Pick out each line below that contains the word "Condition" and copy it. Capital and small letters must match.
----------
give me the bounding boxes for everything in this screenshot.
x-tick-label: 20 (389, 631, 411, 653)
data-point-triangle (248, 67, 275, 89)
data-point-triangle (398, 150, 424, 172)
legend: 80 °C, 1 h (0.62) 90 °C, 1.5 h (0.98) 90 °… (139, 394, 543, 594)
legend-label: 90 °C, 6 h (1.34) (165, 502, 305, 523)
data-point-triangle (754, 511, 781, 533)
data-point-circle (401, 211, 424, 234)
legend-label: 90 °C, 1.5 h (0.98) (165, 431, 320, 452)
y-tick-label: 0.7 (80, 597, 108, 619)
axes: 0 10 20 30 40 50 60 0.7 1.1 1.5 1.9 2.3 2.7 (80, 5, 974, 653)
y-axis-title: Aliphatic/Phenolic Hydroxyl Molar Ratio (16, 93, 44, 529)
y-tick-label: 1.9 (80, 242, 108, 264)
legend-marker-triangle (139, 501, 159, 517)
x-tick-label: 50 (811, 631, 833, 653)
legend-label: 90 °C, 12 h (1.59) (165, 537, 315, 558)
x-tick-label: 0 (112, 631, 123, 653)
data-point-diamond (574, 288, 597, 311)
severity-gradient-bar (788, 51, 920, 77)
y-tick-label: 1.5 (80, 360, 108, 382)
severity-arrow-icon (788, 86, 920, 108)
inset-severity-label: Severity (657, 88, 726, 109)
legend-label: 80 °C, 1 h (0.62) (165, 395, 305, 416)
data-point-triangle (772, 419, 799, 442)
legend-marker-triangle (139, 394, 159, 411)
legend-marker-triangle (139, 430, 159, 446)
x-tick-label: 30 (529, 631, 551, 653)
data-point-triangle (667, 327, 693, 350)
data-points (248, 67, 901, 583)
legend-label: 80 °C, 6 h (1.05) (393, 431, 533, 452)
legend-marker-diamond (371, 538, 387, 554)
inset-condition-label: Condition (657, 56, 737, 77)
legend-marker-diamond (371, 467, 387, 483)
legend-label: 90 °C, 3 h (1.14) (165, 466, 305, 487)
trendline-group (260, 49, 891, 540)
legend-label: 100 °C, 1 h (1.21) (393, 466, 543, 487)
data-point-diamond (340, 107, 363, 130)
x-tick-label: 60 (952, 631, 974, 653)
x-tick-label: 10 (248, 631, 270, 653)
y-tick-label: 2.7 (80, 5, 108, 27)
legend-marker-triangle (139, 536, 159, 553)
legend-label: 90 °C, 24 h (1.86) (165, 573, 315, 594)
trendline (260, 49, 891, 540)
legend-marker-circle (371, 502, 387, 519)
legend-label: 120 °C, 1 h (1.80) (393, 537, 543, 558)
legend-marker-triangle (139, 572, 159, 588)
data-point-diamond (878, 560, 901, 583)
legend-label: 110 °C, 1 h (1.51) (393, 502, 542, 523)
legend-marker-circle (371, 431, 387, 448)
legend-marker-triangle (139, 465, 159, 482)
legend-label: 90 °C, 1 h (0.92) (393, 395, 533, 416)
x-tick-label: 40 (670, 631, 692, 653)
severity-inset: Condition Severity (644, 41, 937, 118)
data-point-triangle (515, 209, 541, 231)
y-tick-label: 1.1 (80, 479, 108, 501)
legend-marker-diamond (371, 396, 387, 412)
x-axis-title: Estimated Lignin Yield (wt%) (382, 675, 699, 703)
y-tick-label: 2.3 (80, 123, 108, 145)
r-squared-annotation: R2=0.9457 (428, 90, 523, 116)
----------
EXERCISE RESPONSE:
inset-condition-label: Condition (657, 56, 737, 77)
severity-inset: Condition Severity (644, 41, 937, 118)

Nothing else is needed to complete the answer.